*Stored data:*

--- Begin ---

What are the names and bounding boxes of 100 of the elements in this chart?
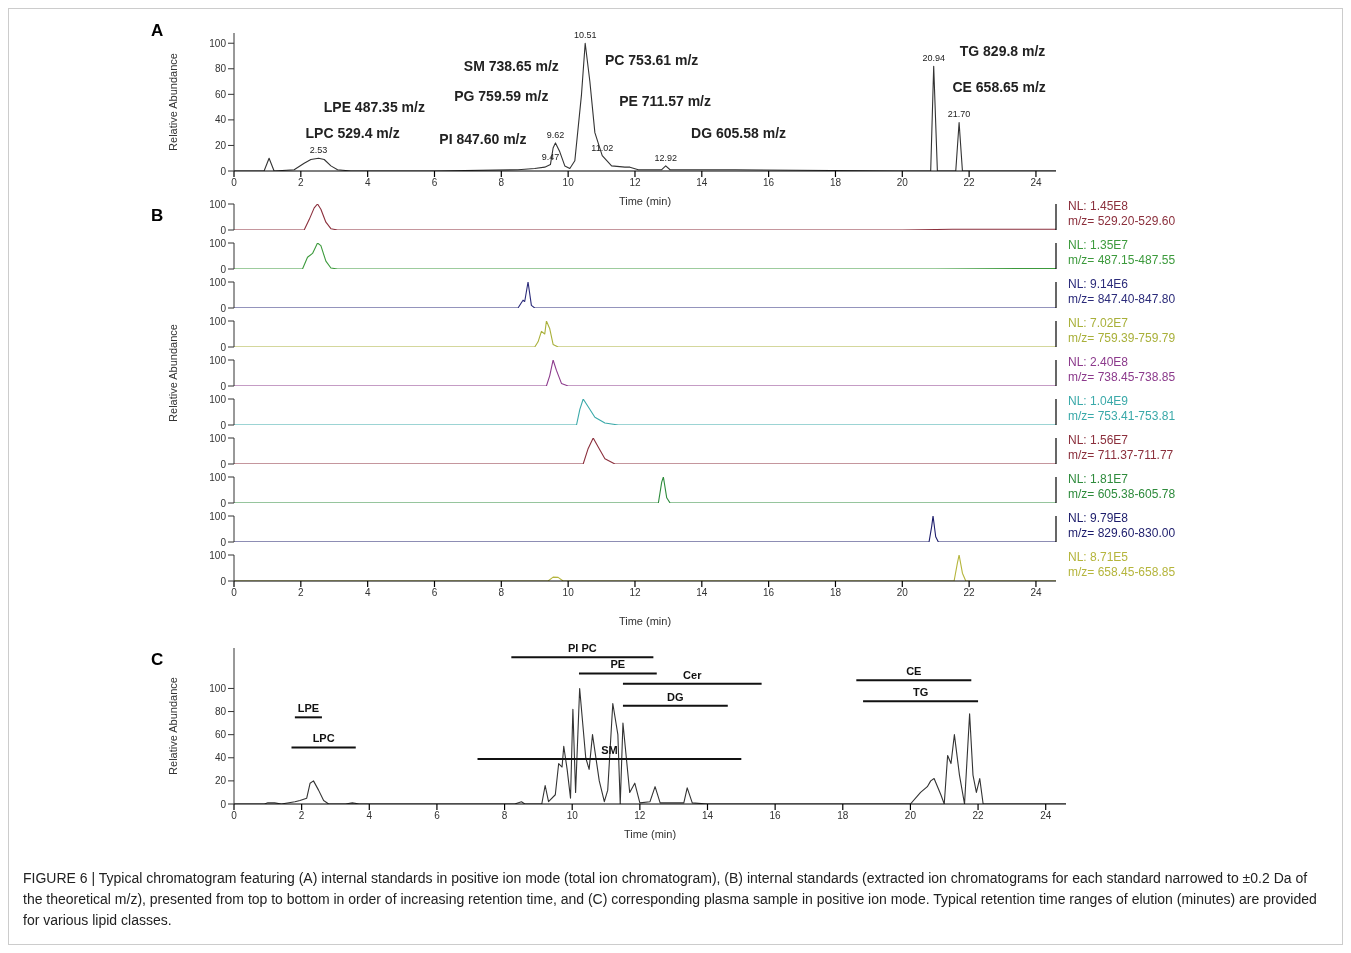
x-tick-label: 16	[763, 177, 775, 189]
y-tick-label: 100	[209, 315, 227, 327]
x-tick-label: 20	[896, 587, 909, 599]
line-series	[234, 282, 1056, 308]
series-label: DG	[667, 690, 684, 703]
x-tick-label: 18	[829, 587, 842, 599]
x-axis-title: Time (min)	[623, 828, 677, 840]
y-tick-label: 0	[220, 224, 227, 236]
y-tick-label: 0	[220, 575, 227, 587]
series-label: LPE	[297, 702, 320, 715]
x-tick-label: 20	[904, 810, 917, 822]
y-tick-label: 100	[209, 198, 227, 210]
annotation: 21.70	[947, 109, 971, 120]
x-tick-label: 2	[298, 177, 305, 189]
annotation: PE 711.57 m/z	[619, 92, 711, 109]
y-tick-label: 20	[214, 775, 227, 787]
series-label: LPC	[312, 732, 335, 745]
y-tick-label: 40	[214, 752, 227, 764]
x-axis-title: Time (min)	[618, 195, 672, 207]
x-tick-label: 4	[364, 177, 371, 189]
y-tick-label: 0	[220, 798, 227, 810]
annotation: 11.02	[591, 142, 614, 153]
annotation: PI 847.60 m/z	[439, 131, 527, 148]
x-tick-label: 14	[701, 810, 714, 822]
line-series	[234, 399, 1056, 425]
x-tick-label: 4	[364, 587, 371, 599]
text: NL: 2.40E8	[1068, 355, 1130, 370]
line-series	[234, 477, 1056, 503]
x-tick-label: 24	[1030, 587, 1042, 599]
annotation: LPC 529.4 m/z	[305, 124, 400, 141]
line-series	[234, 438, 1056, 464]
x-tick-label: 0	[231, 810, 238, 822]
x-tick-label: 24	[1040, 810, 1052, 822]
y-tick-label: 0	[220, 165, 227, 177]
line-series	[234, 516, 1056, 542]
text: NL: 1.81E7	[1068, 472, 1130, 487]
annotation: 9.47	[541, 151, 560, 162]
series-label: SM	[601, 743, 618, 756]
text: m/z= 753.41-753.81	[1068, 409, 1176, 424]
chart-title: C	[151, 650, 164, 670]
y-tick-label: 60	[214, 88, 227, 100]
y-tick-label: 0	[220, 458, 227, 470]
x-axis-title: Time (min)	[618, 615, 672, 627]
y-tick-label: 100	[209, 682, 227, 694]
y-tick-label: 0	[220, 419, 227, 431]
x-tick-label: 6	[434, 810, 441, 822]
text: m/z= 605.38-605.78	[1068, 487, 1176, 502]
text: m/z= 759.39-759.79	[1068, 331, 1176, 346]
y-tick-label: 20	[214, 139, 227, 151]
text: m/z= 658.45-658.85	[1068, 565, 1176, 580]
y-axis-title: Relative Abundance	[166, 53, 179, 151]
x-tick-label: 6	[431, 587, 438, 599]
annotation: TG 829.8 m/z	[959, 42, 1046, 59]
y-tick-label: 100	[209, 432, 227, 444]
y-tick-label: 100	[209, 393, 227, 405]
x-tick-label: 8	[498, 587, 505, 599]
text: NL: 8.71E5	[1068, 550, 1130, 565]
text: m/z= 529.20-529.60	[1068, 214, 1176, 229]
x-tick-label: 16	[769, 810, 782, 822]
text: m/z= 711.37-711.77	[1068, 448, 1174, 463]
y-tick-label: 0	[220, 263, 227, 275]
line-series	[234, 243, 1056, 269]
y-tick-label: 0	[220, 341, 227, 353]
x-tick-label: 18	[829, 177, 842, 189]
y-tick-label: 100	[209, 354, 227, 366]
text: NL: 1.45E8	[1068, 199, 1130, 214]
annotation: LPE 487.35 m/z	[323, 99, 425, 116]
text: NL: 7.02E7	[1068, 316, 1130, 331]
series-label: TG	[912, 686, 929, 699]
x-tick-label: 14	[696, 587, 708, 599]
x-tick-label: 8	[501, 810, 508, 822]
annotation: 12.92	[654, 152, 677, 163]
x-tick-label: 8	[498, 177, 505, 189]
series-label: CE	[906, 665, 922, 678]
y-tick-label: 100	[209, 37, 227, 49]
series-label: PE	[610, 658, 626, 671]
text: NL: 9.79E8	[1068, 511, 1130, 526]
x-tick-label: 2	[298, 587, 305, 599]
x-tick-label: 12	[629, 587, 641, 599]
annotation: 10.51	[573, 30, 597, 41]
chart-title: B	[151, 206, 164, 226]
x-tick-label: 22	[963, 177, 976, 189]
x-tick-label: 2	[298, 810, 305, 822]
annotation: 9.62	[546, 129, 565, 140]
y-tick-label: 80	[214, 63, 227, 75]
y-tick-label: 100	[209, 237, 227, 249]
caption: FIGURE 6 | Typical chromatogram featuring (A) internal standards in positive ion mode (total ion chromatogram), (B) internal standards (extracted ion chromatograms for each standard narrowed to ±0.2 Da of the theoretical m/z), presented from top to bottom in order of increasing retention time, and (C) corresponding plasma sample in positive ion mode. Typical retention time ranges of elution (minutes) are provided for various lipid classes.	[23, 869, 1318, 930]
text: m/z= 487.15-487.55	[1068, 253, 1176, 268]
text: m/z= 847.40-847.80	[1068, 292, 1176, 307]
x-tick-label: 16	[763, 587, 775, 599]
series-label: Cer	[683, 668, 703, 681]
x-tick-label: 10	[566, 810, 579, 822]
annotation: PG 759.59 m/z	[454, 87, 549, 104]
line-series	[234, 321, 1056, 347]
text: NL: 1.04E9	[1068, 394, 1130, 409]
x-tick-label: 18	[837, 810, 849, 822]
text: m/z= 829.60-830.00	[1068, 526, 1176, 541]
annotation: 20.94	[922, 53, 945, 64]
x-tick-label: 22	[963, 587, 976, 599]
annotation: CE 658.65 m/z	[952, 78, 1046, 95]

--- End ---
--- Begin ---

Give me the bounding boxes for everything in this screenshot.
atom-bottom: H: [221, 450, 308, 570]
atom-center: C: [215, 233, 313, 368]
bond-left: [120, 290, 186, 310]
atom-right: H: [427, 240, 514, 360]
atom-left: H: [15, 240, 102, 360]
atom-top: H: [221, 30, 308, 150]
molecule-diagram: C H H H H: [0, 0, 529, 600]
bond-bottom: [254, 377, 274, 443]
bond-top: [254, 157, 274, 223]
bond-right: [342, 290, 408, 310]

--- End ---

*What you should do:* Copy verbatim the records from the line containing "Give me the" to the line containing "bond-right: [342, 290, 408, 310]", including both of those lines.

*Output for this exercise:*
Give me the bounding boxes for everything in this screenshot.
atom-bottom: H: [221, 450, 308, 570]
atom-center: C: [215, 233, 313, 368]
bond-left: [120, 290, 186, 310]
atom-right: H: [427, 240, 514, 360]
atom-left: H: [15, 240, 102, 360]
atom-top: H: [221, 30, 308, 150]
molecule-diagram: C H H H H: [0, 0, 529, 600]
bond-bottom: [254, 377, 274, 443]
bond-top: [254, 157, 274, 223]
bond-right: [342, 290, 408, 310]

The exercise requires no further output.